[Collected data]
··········
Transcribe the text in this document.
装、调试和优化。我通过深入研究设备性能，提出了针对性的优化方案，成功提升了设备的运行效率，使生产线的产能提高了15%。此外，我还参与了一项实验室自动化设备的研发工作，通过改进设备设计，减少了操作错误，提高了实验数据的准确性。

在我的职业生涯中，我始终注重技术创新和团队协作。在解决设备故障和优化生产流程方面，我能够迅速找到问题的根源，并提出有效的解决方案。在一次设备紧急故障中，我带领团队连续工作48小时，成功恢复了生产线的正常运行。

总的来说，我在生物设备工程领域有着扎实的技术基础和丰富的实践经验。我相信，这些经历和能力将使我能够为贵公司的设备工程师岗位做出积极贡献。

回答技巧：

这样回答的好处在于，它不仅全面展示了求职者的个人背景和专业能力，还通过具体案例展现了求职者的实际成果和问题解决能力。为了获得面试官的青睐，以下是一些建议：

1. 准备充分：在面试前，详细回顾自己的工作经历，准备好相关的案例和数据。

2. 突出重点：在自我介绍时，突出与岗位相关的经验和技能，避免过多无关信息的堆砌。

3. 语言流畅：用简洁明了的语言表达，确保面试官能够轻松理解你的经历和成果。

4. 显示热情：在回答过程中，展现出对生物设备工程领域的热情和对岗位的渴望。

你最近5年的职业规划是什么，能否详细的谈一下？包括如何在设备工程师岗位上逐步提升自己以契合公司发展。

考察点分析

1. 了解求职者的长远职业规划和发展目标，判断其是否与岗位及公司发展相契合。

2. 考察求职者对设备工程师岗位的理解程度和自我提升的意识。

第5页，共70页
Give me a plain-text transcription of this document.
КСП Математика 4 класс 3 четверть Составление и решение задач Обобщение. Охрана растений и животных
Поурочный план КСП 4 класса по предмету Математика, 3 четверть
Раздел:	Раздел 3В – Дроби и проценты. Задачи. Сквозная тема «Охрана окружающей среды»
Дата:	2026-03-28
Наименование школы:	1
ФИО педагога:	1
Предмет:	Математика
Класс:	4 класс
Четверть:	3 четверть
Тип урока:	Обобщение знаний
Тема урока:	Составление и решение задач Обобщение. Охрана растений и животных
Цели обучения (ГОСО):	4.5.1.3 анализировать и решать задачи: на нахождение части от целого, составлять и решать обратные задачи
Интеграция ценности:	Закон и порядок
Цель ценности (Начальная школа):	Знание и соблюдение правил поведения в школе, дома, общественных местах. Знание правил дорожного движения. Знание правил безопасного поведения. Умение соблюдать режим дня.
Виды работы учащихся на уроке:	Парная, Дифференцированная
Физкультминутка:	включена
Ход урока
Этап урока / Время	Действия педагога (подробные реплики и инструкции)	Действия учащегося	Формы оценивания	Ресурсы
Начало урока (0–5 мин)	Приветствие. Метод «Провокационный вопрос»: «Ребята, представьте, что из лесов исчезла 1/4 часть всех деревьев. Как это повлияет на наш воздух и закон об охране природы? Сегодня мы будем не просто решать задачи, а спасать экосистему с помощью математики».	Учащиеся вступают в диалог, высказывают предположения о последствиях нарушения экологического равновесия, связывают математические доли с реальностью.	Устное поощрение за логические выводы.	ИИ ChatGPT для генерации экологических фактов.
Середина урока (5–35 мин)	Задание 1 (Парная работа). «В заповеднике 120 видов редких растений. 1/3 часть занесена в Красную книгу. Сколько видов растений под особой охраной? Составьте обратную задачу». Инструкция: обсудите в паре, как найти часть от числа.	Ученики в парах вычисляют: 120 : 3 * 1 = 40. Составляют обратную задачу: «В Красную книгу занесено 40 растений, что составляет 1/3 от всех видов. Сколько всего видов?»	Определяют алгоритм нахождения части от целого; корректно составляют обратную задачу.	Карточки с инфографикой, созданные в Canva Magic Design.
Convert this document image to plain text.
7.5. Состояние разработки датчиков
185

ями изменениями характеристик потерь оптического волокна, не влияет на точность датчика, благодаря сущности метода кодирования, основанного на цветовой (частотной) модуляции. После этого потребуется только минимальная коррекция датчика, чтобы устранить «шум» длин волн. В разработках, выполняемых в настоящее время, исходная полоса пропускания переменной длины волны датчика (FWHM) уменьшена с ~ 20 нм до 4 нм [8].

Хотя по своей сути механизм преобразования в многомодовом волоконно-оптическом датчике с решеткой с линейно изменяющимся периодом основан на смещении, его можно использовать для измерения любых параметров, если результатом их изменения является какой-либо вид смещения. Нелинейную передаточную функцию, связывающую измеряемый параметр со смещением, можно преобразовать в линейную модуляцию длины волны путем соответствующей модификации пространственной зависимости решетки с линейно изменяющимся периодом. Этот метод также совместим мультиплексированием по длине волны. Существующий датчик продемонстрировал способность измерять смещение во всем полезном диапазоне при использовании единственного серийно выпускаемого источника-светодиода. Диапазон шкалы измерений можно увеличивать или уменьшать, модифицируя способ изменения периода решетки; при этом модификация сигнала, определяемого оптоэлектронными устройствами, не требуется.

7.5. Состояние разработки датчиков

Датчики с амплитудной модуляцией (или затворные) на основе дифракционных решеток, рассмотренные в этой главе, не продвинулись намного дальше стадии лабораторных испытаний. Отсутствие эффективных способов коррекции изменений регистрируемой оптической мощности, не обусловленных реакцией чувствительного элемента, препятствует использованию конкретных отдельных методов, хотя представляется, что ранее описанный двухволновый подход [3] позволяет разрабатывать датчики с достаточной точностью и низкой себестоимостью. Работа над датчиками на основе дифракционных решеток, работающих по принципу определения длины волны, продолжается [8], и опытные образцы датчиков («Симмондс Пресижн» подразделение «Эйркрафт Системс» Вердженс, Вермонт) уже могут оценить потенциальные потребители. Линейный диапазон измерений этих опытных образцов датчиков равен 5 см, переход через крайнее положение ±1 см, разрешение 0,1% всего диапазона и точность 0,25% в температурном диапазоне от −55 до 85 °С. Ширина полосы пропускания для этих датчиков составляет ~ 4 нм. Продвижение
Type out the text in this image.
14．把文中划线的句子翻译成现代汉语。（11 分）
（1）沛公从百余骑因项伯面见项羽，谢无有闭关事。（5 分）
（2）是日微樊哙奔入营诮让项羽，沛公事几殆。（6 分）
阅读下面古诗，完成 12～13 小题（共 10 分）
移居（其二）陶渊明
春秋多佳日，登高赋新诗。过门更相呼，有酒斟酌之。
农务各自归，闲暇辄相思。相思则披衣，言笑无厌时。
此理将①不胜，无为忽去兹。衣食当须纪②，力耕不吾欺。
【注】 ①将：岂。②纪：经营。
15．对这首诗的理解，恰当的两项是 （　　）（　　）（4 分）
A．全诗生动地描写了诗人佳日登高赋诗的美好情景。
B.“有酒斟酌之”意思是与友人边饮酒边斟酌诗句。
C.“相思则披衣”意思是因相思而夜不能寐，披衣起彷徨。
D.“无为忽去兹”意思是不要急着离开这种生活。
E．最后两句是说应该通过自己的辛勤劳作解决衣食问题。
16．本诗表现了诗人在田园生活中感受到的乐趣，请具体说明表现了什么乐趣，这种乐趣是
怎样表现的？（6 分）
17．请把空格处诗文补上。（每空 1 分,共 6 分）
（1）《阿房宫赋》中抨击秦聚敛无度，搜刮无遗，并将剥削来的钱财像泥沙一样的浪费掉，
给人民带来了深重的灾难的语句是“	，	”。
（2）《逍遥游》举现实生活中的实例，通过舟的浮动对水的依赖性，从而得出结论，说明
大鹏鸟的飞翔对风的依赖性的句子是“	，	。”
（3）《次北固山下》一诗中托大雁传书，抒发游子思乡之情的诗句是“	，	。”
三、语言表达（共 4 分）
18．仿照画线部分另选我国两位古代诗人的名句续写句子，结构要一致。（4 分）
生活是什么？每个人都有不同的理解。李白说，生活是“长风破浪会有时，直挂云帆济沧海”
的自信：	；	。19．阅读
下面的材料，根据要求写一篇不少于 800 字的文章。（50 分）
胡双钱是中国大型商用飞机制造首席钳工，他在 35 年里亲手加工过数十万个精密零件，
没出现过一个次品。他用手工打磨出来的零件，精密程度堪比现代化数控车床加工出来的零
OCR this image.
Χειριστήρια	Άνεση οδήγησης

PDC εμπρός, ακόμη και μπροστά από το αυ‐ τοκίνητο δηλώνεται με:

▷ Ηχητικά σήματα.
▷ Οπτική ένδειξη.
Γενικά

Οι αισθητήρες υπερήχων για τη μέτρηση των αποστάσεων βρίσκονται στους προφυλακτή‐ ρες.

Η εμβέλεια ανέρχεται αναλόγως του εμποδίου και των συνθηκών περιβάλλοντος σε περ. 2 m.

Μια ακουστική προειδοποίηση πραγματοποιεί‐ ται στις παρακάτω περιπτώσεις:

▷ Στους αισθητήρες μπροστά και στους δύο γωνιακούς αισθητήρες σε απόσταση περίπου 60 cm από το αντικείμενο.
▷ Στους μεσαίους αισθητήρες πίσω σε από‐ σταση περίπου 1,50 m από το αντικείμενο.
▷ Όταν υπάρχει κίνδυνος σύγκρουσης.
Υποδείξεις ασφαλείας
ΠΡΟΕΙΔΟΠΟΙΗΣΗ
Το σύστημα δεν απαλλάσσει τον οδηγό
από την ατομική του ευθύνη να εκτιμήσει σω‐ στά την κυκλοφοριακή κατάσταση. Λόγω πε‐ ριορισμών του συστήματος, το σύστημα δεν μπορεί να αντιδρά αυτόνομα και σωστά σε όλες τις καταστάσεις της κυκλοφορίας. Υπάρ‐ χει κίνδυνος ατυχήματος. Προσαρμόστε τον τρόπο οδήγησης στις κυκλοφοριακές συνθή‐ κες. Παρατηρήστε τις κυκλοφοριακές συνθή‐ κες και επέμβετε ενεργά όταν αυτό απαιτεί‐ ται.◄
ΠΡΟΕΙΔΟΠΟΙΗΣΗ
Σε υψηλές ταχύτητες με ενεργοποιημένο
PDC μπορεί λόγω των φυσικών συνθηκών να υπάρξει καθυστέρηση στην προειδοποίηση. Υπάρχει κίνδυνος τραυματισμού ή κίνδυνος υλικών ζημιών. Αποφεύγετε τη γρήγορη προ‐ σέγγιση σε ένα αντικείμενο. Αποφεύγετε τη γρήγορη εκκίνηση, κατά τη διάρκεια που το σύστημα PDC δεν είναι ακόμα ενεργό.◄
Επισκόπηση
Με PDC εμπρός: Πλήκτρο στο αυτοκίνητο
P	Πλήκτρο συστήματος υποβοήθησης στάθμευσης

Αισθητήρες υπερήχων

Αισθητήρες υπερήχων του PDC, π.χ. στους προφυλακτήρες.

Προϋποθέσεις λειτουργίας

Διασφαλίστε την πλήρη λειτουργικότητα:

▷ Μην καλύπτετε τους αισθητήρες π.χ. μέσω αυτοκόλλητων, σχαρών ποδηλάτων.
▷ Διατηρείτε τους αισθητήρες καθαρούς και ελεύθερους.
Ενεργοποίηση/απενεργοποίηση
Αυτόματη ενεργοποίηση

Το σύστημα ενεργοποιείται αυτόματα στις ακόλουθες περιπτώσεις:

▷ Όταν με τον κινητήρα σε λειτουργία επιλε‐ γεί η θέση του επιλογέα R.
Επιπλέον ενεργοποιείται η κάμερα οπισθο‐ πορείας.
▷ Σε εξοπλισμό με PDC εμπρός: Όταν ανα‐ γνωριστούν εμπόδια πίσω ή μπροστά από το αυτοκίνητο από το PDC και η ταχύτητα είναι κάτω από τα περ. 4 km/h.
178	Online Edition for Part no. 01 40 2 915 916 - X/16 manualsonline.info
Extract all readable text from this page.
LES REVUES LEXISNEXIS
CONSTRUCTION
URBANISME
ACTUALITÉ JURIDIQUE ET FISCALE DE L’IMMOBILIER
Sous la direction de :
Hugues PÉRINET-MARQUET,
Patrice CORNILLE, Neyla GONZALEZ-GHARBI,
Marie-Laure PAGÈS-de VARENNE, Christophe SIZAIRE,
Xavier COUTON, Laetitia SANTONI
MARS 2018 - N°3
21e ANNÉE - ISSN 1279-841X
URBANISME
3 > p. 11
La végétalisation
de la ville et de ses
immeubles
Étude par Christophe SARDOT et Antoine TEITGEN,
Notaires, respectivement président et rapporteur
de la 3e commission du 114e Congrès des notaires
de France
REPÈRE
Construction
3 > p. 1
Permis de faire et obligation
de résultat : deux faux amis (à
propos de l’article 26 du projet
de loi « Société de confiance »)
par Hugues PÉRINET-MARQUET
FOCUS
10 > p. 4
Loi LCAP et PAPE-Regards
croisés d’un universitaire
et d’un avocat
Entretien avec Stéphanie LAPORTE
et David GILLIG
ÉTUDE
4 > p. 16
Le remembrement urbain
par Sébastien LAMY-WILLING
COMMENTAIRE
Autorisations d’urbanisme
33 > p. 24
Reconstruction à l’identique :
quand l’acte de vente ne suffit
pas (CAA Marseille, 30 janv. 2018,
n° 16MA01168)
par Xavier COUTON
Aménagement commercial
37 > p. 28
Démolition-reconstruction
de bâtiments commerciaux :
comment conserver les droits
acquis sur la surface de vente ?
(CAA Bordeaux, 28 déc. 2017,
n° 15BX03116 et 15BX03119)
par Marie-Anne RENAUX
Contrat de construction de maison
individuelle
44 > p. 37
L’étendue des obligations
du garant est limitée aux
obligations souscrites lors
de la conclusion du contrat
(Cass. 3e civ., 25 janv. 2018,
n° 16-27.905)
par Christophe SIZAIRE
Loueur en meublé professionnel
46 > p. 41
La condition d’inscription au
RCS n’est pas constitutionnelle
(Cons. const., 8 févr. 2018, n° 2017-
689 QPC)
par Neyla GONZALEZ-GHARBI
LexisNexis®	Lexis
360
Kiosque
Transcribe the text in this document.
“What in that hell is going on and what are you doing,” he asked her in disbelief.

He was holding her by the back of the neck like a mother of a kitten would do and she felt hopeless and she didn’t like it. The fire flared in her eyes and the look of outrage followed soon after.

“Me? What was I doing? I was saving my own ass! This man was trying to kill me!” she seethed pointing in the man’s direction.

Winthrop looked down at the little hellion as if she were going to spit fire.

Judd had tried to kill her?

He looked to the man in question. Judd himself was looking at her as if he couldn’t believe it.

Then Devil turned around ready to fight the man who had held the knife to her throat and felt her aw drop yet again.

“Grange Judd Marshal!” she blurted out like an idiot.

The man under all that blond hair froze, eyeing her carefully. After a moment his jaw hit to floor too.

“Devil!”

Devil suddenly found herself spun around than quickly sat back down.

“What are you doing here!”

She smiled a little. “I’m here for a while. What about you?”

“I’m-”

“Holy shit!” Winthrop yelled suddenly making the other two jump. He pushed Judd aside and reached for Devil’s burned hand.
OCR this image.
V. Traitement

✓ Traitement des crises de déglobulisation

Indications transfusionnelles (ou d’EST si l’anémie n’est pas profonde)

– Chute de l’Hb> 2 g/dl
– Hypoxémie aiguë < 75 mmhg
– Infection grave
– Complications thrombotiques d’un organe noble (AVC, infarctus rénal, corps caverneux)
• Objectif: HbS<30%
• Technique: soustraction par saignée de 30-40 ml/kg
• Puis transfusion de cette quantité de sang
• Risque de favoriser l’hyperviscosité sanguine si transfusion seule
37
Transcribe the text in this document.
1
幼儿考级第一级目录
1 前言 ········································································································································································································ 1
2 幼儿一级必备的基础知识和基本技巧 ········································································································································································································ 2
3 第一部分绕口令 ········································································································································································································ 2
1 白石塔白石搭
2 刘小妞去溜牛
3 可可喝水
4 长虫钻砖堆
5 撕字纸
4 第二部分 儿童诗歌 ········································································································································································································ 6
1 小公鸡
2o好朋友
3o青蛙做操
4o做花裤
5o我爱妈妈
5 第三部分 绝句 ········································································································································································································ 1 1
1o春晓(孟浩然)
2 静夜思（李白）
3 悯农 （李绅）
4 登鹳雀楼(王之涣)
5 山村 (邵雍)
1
··········
_What you need to do_
Search the entries for the word "четверть", then list each line that holds it.

_Answer to the task_
КСП Математика 4 класс 3 четверть Составление и решение задач Обобщение. Охрана растений и животных
Поурочный план КСП 4 класса по предмету Математика, 3 четверть
Четверть:	3 четверть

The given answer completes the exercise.